> Goal
Print the records below exactly as they appear.

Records
☆ ☆ ☆ ☆ ☆ ☆ ☆

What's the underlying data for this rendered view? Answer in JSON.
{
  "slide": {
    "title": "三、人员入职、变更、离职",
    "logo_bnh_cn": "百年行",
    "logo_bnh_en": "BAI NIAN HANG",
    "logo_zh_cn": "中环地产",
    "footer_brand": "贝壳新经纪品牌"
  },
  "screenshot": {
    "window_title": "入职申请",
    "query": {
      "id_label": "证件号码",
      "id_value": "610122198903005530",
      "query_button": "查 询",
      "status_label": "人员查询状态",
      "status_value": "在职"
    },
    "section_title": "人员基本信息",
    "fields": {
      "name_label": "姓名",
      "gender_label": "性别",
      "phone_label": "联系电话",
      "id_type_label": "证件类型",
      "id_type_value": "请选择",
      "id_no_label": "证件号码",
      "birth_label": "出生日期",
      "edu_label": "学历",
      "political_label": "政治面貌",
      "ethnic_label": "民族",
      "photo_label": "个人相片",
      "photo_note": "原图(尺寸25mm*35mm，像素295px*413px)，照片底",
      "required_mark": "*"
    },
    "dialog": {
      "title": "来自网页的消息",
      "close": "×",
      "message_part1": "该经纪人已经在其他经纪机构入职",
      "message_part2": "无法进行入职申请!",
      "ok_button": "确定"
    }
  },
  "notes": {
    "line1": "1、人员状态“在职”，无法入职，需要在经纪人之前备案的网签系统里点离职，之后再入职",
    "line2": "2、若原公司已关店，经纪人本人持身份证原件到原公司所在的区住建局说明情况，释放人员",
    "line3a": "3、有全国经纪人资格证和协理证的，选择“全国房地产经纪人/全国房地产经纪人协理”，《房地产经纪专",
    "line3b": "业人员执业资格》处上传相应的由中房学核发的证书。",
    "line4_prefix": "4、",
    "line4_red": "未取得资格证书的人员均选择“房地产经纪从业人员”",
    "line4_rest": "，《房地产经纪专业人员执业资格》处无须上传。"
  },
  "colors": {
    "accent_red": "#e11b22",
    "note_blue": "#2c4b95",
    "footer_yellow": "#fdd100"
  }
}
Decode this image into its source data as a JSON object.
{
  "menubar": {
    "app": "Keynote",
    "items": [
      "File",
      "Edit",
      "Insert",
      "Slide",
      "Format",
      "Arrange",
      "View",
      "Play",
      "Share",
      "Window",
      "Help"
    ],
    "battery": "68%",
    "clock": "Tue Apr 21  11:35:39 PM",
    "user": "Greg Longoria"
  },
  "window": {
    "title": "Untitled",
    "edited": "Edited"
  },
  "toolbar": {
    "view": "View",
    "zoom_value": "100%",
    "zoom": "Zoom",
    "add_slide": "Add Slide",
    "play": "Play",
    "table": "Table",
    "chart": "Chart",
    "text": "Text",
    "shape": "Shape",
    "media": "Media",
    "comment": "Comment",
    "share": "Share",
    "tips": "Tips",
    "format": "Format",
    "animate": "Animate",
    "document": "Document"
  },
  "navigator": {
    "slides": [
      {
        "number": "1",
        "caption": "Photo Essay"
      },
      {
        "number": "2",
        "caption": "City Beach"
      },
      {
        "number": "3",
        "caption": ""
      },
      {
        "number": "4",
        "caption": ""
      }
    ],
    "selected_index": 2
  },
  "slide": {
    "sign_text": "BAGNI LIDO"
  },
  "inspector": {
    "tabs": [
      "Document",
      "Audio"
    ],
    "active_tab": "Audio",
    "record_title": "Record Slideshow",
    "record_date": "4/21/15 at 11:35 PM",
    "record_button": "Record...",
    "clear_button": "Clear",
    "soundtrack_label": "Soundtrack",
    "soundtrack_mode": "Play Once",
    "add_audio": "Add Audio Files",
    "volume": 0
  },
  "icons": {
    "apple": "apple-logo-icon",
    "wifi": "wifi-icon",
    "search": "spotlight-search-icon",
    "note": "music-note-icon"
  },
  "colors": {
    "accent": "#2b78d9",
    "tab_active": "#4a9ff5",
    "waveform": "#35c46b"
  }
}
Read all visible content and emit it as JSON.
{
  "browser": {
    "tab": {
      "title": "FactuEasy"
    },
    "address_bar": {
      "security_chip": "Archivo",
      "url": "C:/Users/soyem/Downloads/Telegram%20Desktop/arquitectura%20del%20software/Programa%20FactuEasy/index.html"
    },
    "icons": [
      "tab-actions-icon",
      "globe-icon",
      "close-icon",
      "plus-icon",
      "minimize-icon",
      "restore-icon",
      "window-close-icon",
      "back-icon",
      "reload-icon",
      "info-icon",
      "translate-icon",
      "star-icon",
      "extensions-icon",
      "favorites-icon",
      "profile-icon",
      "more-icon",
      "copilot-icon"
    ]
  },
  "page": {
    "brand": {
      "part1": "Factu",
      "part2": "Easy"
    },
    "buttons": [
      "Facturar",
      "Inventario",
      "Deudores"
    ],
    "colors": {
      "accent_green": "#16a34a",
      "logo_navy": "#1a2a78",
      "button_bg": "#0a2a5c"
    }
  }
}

☆ ☆ ☆ ☆ ☆ ☆ ☆

> Solution
What's the underlying data for this rendered view? Answer in JSON.
{
  "slide": {
    "title": "三、人员入职、变更、离职",
    "logo_bnh_cn": "百年行",
    "logo_bnh_en": "BAI NIAN HANG",
    "logo_zh_cn": "中环地产",
    "footer_brand": "贝壳新经纪品牌"
  },
  "screenshot": {
    "window_title": "入职申请",
    "query": {
      "id_label": "证件号码",
      "id_value": "610122198903005530",
      "query_button": "查 询",
      "status_label": "人员查询状态",
      "status_value": "在职"
    },
    "section_title": "人员基本信息",
    "fields": {
      "name_label": "姓名",
      "gender_label": "性别",
      "phone_label": "联系电话",
      "id_type_label": "证件类型",
      "id_type_value": "请选择",
      "id_no_label": "证件号码",
      "birth_label": "出生日期",
      "edu_label": "学历",
      "political_label": "政治面貌",
      "ethnic_label": "民族",
      "photo_label": "个人相片",
      "photo_note": "原图(尺寸25mm*35mm，像素295px*413px)，照片底",
      "required_mark": "*"
    },
    "dialog": {
      "title": "来自网页的消息",
      "close": "×",
      "message_part1": "该经纪人已经在其他经纪机构入职",
      "message_part2": "无法进行入职申请!",
      "ok_button": "确定"
    }
  },
  "notes": {
    "line1": "1、人员状态“在职”，无法入职，需要在经纪人之前备案的网签系统里点离职，之后再入职",
    "line2": "2、若原公司已关店，经纪人本人持身份证原件到原公司所在的区住建局说明情况，释放人员",
    "line3a": "3、有全国经纪人资格证和协理证的，选择“全国房地产经纪人/全国房地产经纪人协理”，《房地产经纪专",
    "line3b": "业人员执业资格》处上传相应的由中房学核发的证书。",
    "line4_prefix": "4、",
    "line4_red": "未取得资格证书的人员均选择“房地产经纪从业人员”",
    "line4_rest": "，《房地产经纪专业人员执业资格》处无须上传。"
  },
  "colors": {
    "accent_red": "#e11b22",
    "note_blue": "#2c4b95",
    "footer_yellow": "#fdd100"
  }
}
Decode this image into its source data as a JSON object.
{
  "menubar": {
    "app": "Keynote",
    "items": [
      "File",
      "Edit",
      "Insert",
      "Slide",
      "Format",
      "Arrange",
      "View",
      "Play",
      "Share",
      "Window",
      "Help"
    ],
    "battery": "68%",
    "clock": "Tue Apr 21  11:35:39 PM",
    "user": "Greg Longoria"
  },
  "window": {
    "title": "Untitled",
    "edited": "Edited"
  },
  "toolbar": {
    "view": "View",
    "zoom_value": "100%",
    "zoom": "Zoom",
    "add_slide": "Add Slide",
    "play": "Play",
    "table": "Table",
    "chart": "Chart",
    "text": "Text",
    "shape": "Shape",
    "media": "Media",
    "comment": "Comment",
    "share": "Share",
    "tips": "Tips",
    "format": "Format",
    "animate": "Animate",
    "document": "Document"
  },
  "navigator": {
    "slides": [
      {
        "number": "1",
        "caption": "Photo Essay"
      },
      {
        "number": "2",
        "caption": "City Beach"
      },
      {
        "number": "3",
        "caption": ""
      },
      {
        "number": "4",
        "caption": ""
      }
    ],
    "selected_index": 2
  },
  "slide": {
    "sign_text": "BAGNI LIDO"
  },
  "inspector": {
    "tabs": [
      "Document",
      "Audio"
    ],
    "active_tab": "Audio",
    "record_title": "Record Slideshow",
    "record_date": "4/21/15 at 11:35 PM",
    "record_button": "Record...",
    "clear_button": "Clear",
    "soundtrack_label": "Soundtrack",
    "soundtrack_mode": "Play Once",
    "add_audio": "Add Audio Files",
    "volume": 0
  },
  "icons": {
    "apple": "apple-logo-icon",
    "wifi": "wifi-icon",
    "search": "spotlight-search-icon",
    "note": "music-note-icon"
  },
  "colors": {
    "accent": "#2b78d9",
    "tab_active": "#4a9ff5",
    "waveform": "#35c46b"
  }
}
Read all visible content and emit it as JSON.
{
  "browser": {
    "tab": {
      "title": "FactuEasy"
    },
    "address_bar": {
      "security_chip": "Archivo",
      "url": "C:/Users/soyem/Downloads/Telegram%20Desktop/arquitectura%20del%20software/Programa%20FactuEasy/index.html"
    },
    "icons": [
      "tab-actions-icon",
      "globe-icon",
      "close-icon",
      "plus-icon",
      "minimize-icon",
      "restore-icon",
      "window-close-icon",
      "back-icon",
      "reload-icon",
      "info-icon",
      "translate-icon",
      "star-icon",
      "extensions-icon",
      "favorites-icon",
      "profile-icon",
      "more-icon",
      "copilot-icon"
    ]
  },
  "page": {
    "brand": {
      "part1": "Factu",
      "part2": "Easy"
    },
    "buttons": [
      "Facturar",
      "Inventario",
      "Deudores"
    ],
    "colors": {
      "accent_green": "#16a34a",
      "logo_navy": "#1a2a78",
      "button_bg": "#0a2a5c"
    }
  }
}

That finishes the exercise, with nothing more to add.